TASK STATEMENT:
Reproduce the listing exactly, with no pictures in your copy.

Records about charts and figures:
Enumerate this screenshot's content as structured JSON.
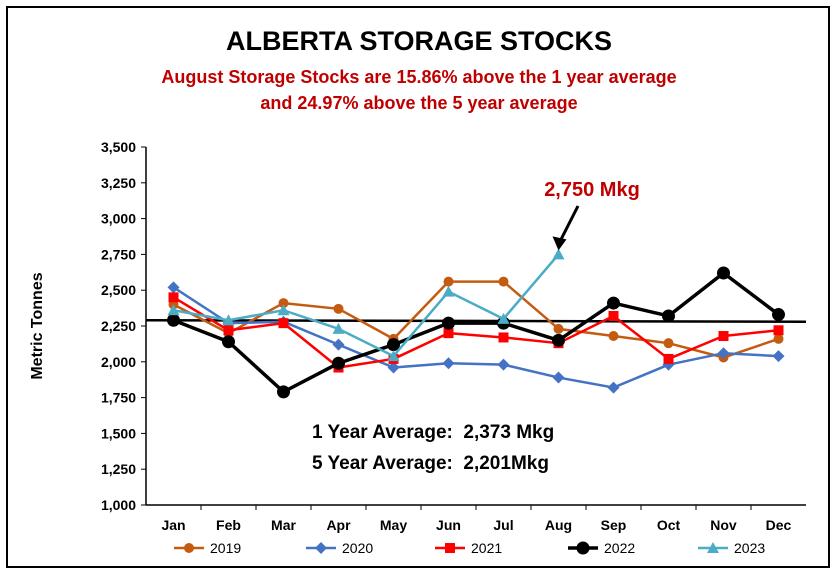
{
  "chart_data": {
    "type": "line",
    "title": "ALBERTA STORAGE STOCKS",
    "subtitle_lines": [
      "August Storage Stocks are 15.86% above the 1 year average",
      "and 24.97% above the 5 year average"
    ],
    "ylabel": "Metric Tonnes",
    "xlabel": "",
    "ylim": [
      1000,
      3500
    ],
    "yticks": [
      "1,000",
      "1,250",
      "1,500",
      "1,750",
      "2,000",
      "2,250",
      "2,500",
      "2,750",
      "3,000",
      "3,250",
      "3,500"
    ],
    "ytick_values": [
      1000,
      1250,
      1500,
      1750,
      2000,
      2250,
      2500,
      2750,
      3000,
      3250,
      3500
    ],
    "categories": [
      "Jan",
      "Feb",
      "Mar",
      "Apr",
      "May",
      "Jun",
      "Jul",
      "Aug",
      "Sep",
      "Oct",
      "Nov",
      "Dec"
    ],
    "legend_position": "bottom",
    "grid": false,
    "series": [
      {
        "name": "2019",
        "color": "#c55a11",
        "marker": "circle",
        "values": [
          2400,
          2200,
          2410,
          2370,
          2160,
          2560,
          2560,
          2230,
          2180,
          2130,
          2030,
          2160
        ]
      },
      {
        "name": "2020",
        "color": "#4472c4",
        "marker": "diamond",
        "values": [
          2520,
          2270,
          2280,
          2120,
          1960,
          1990,
          1980,
          1890,
          1820,
          1980,
          2060,
          2040
        ]
      },
      {
        "name": "2021",
        "color": "#ff0000",
        "marker": "square",
        "values": [
          2450,
          2220,
          2270,
          1960,
          2020,
          2200,
          2170,
          2130,
          2320,
          2020,
          2180,
          2220
        ]
      },
      {
        "name": "2022",
        "color": "#000000",
        "marker": "circle-big",
        "values": [
          2290,
          2140,
          1790,
          1990,
          2120,
          2270,
          2270,
          2150,
          2410,
          2320,
          2620,
          2330
        ]
      },
      {
        "name": "2023",
        "color": "#4bacc6",
        "marker": "triangle",
        "values": [
          2360,
          2290,
          2360,
          2230,
          2040,
          2490,
          2300,
          2750,
          null,
          null,
          null,
          null
        ]
      }
    ],
    "reference_line": {
      "y_start": 2290,
      "y_end": 2280,
      "color": "#000000"
    },
    "annotations": {
      "callout": {
        "text": "2,750 Mkg",
        "color": "#c00000",
        "target_month": "Aug",
        "target_value": 2750
      },
      "avg1": "1 Year Average:  2,373 Mkg",
      "avg5": "5 Year Average:  2,201Mkg"
    }
  }
}
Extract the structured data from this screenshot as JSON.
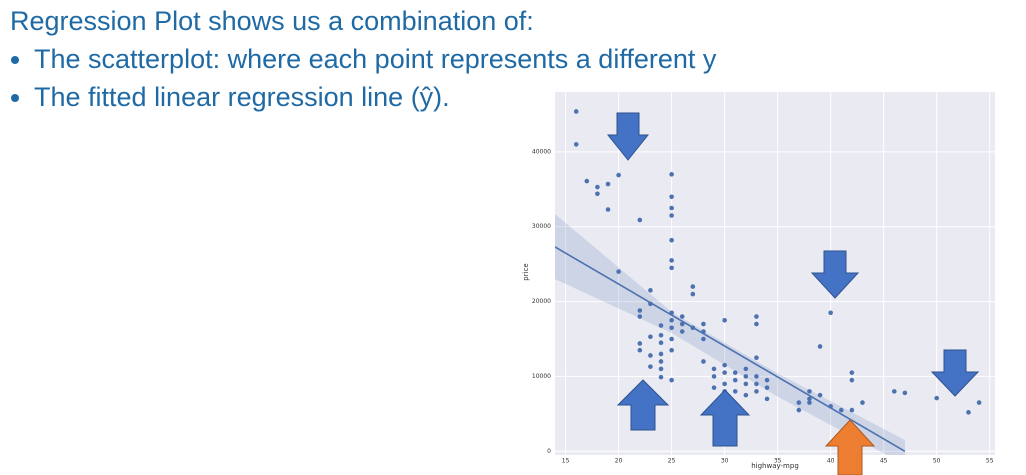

PROBLEM SOLUTION:
Enumerate this screenshot's content as structured JSON.
{
  "chart_data": {
    "type": "line",
    "title": "ALBERTA STORAGE STOCKS",
    "subtitle_lines": [
      "August Storage Stocks are 15.86% above the 1 year average",
      "and 24.97% above the 5 year average"
    ],
    "ylabel": "Metric Tonnes",
    "xlabel": "",
    "ylim": [
      1000,
      3500
    ],
    "yticks": [
      "1,000",
      "1,250",
      "1,500",
      "1,750",
      "2,000",
      "2,250",
      "2,500",
      "2,750",
      "3,000",
      "3,250",
      "3,500"
    ],
    "ytick_values": [
      1000,
      1250,
      1500,
      1750,
      2000,
      2250,
      2500,
      2750,
      3000,
      3250,
      3500
    ],
    "categories": [
      "Jan",
      "Feb",
      "Mar",
      "Apr",
      "May",
      "Jun",
      "Jul",
      "Aug",
      "Sep",
      "Oct",
      "Nov",
      "Dec"
    ],
    "legend_position": "bottom",
    "grid": false,
    "series": [
      {
        "name": "2019",
        "color": "#c55a11",
        "marker": "circle",
        "values": [
          2400,
          2200,
          2410,
          2370,
          2160,
          2560,
          2560,
          2230,
          2180,
          2130,
          2030,
          2160
        ]
      },
      {
        "name": "2020",
        "color": "#4472c4",
        "marker": "diamond",
        "values": [
          2520,
          2270,
          2280,
          2120,
          1960,
          1990,
          1980,
          1890,
          1820,
          1980,
          2060,
          2040
        ]
      },
      {
        "name": "2021",
        "color": "#ff0000",
        "marker": "square",
        "values": [
          2450,
          2220,
          2270,
          1960,
          2020,
          2200,
          2170,
          2130,
          2320,
          2020,
          2180,
          2220
        ]
      },
      {
        "name": "2022",
        "color": "#000000",
        "marker": "circle-big",
        "values": [
          2290,
          2140,
          1790,
          1990,
          2120,
          2270,
          2270,
          2150,
          2410,
          2320,
          2620,
          2330
        ]
      },
      {
        "name": "2023",
        "color": "#4bacc6",
        "marker": "triangle",
        "values": [
          2360,
          2290,
          2360,
          2230,
          2040,
          2490,
          2300,
          2750,
          null,
          null,
          null,
          null
        ]
      }
    ],
    "reference_line": {
      "y_start": 2290,
      "y_end": 2280,
      "color": "#000000"
    },
    "annotations": {
      "callout": {
        "text": "2,750 Mkg",
        "color": "#c00000",
        "target_month": "Aug",
        "target_value": 2750
      },
      "avg1": "1 Year Average:  2,373 Mkg",
      "avg5": "5 Year Average:  2,201Mkg"
    }
  }
}
Extract the structured data from this screenshot as JSON.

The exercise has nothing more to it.